Exercise goal
Write out each line word for word. Drop pictures.

Source data
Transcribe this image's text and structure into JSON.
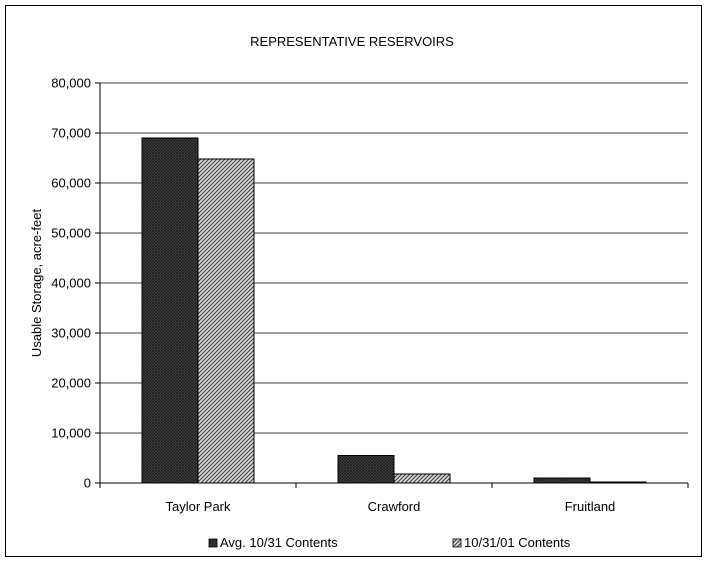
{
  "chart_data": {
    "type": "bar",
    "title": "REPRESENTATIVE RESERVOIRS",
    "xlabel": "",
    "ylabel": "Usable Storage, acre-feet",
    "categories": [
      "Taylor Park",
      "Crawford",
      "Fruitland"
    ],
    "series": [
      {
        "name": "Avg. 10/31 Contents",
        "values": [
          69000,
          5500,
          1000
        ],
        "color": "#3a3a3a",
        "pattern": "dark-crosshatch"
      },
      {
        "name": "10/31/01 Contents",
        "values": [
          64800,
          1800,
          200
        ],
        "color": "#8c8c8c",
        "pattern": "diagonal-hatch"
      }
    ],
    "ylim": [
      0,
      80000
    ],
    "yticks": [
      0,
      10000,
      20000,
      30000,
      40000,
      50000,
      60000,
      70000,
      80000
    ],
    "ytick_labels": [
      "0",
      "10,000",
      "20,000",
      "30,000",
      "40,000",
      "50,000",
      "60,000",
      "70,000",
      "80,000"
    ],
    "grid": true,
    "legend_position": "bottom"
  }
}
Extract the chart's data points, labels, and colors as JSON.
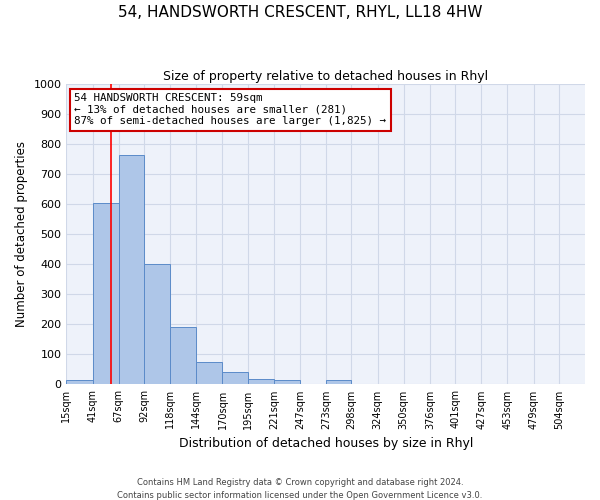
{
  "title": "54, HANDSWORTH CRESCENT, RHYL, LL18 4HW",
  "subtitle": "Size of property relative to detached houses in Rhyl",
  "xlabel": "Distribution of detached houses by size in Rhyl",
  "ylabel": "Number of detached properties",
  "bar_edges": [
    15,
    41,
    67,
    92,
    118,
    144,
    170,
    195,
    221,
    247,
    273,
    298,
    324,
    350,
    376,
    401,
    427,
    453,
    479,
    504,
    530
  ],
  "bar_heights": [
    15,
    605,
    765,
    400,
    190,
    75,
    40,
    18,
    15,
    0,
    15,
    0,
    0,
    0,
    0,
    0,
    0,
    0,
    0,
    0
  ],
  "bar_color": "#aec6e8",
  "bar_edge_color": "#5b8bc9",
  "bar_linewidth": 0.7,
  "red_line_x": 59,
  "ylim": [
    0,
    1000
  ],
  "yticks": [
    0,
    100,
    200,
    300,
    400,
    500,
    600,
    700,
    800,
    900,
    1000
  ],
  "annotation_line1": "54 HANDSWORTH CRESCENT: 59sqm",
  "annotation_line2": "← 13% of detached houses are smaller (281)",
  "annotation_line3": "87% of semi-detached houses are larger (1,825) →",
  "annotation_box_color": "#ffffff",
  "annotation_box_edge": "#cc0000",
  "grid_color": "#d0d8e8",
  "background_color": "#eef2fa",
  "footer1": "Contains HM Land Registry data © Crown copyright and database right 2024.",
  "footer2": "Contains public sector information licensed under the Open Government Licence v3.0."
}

Correct response
Transcribe this image's text and structure into JSON.
{
  "chart_data": {
    "type": "bar",
    "title": "REPRESENTATIVE RESERVOIRS",
    "xlabel": "",
    "ylabel": "Usable Storage, acre-feet",
    "categories": [
      "Taylor Park",
      "Crawford",
      "Fruitland"
    ],
    "series": [
      {
        "name": "Avg. 10/31 Contents",
        "values": [
          69000,
          5500,
          1000
        ],
        "color": "#3a3a3a",
        "pattern": "dark-crosshatch"
      },
      {
        "name": "10/31/01 Contents",
        "values": [
          64800,
          1800,
          200
        ],
        "color": "#8c8c8c",
        "pattern": "diagonal-hatch"
      }
    ],
    "ylim": [
      0,
      80000
    ],
    "yticks": [
      0,
      10000,
      20000,
      30000,
      40000,
      50000,
      60000,
      70000,
      80000
    ],
    "ytick_labels": [
      "0",
      "10,000",
      "20,000",
      "30,000",
      "40,000",
      "50,000",
      "60,000",
      "70,000",
      "80,000"
    ],
    "grid": true,
    "legend_position": "bottom"
  }
}
Extract the chart's data points, labels, and colors as JSON.
{
  "title": "54, HANDSWORTH CRESCENT, RHYL, LL18 4HW",
  "subtitle": "Size of property relative to detached houses in Rhyl",
  "xlabel": "Distribution of detached houses by size in Rhyl",
  "ylabel": "Number of detached properties",
  "bar_edges": [
    15,
    41,
    67,
    92,
    118,
    144,
    170,
    195,
    221,
    247,
    273,
    298,
    324,
    350,
    376,
    401,
    427,
    453,
    479,
    504,
    530
  ],
  "bar_heights": [
    15,
    605,
    765,
    400,
    190,
    75,
    40,
    18,
    15,
    0,
    15,
    0,
    0,
    0,
    0,
    0,
    0,
    0,
    0,
    0
  ],
  "bar_color": "#aec6e8",
  "bar_edge_color": "#5b8bc9",
  "bar_linewidth": 0.7,
  "red_line_x": 59,
  "ylim": [
    0,
    1000
  ],
  "yticks": [
    0,
    100,
    200,
    300,
    400,
    500,
    600,
    700,
    800,
    900,
    1000
  ],
  "annotation_line1": "54 HANDSWORTH CRESCENT: 59sqm",
  "annotation_line2": "← 13% of detached houses are smaller (281)",
  "annotation_line3": "87% of semi-detached houses are larger (1,825) →",
  "annotation_box_color": "#ffffff",
  "annotation_box_edge": "#cc0000",
  "grid_color": "#d0d8e8",
  "background_color": "#eef2fa",
  "footer1": "Contains HM Land Registry data © Crown copyright and database right 2024.",
  "footer2": "Contains public sector information licensed under the Open Government Licence v3.0."
}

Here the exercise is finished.